**Input material:**
------------------------------------------------------------------------

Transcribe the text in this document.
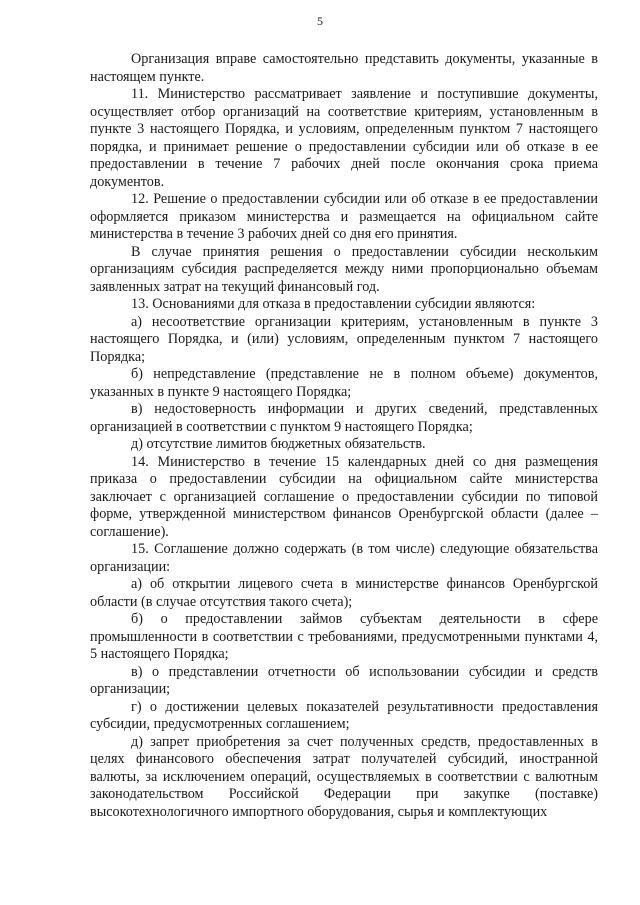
5

Организация вправе самостоятельно представить документы, указанные в настоящем пункте.

11. Министерство рассматривает заявление и поступившие документы, осуществляет отбор организаций на соответствие критериям, установленным в пункте 3 настоящего Порядка, и условиям, определенным пунктом 7 настоящего порядка, и принимает решение о предоставлении субсидии или об отказе в ее предоставлении в течение 7 рабочих дней после окончания срока приема документов.

12. Решение о предоставлении субсидии или об отказе в ее предоставлении оформляется приказом министерства и размещается на официальном сайте министерства в течение 3 рабочих дней со дня его принятия.

В случае принятия решения о предоставлении субсидии нескольким организациям субсидия распределяется между ними пропорционально объемам заявленных затрат на текущий финансовый год.

13. Основаниями для отказа в предоставлении субсидии являются:

а) несоответствие организации критериям, установленным в пункте 3 настоящего Порядка, и (или) условиям, определенным пунктом 7 настоящего Порядка;

б) непредставление (представление не в полном объеме) документов, указанных в пункте 9 настоящего Порядка;

в) недостоверность информации и других сведений, представленных организацией в соответствии с пунктом 9 настоящего Порядка;

д) отсутствие лимитов бюджетных обязательств.

14. Министерство в течение 15 календарных дней со дня размещения приказа о предоставлении субсидии на официальном сайте министерства заключает с организацией соглашение о предоставлении субсидии по типовой форме, утвержденной министерством финансов Оренбургской области (далее – соглашение).

15. Соглашение должно содержать (в том числе) следующие обязательства организации:

а) об открытии лицевого счета в министерстве финансов Оренбургской области (в случае отсутствия такого счета);

б) о предоставлении займов субъектам деятельности в сфере промышленности в соответствии с требованиями, предусмотренными пунктами 4, 5 настоящего Порядка;

в) о представлении отчетности об использовании субсидии и средств организации;

г) о достижении целевых показателей результативности предоставления субсидии, предусмотренных соглашением;

д) запрет приобретения за счет полученных средств, предоставленных в целях финансового обеспечения затрат получателей субсидий, иностранной валюты, за исключением операций, осуществляемых в соответствии с валютным законодательством Российской Федерации при закупке (поставке) высокотехнологичного импортного оборудования, сырья и комплектующих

------------------------------------------------------------------------

**Exercise:** Reproduce the full listing faithfully, but do not carry over any pictures.

**Full output:**
Transcribe the text in this document.
5

Организация вправе самостоятельно представить документы, указанные в настоящем пункте.

11. Министерство рассматривает заявление и поступившие документы, осуществляет отбор организаций на соответствие критериям, установленным в пункте 3 настоящего Порядка, и условиям, определенным пунктом 7 настоящего порядка, и принимает решение о предоставлении субсидии или об отказе в ее предоставлении в течение 7 рабочих дней после окончания срока приема документов.

12. Решение о предоставлении субсидии или об отказе в ее предоставлении оформляется приказом министерства и размещается на официальном сайте министерства в течение 3 рабочих дней со дня его принятия.

В случае принятия решения о предоставлении субсидии нескольким организациям субсидия распределяется между ними пропорционально объемам заявленных затрат на текущий финансовый год.

13. Основаниями для отказа в предоставлении субсидии являются:

а) несоответствие организации критериям, установленным в пункте 3 настоящего Порядка, и (или) условиям, определенным пунктом 7 настоящего Порядка;

б) непредставление (представление не в полном объеме) документов, указанных в пункте 9 настоящего Порядка;

в) недостоверность информации и других сведений, представленных организацией в соответствии с пунктом 9 настоящего Порядка;

д) отсутствие лимитов бюджетных обязательств.

14. Министерство в течение 15 календарных дней со дня размещения приказа о предоставлении субсидии на официальном сайте министерства заключает с организацией соглашение о предоставлении субсидии по типовой форме, утвержденной министерством финансов Оренбургской области (далее – соглашение).

15. Соглашение должно содержать (в том числе) следующие обязательства организации:

а) об открытии лицевого счета в министерстве финансов Оренбургской области (в случае отсутствия такого счета);

б) о предоставлении займов субъектам деятельности в сфере промышленности в соответствии с требованиями, предусмотренными пунктами 4, 5 настоящего Порядка;

в) о представлении отчетности об использовании субсидии и средств организации;

г) о достижении целевых показателей результативности предоставления субсидии, предусмотренных соглашением;

д) запрет приобретения за счет полученных средств, предоставленных в целях финансового обеспечения затрат получателей субсидий, иностранной валюты, за исключением операций, осуществляемых в соответствии с валютным законодательством Российской Федерации при закупке (поставке) высокотехнологичного импортного оборудования, сырья и комплектующих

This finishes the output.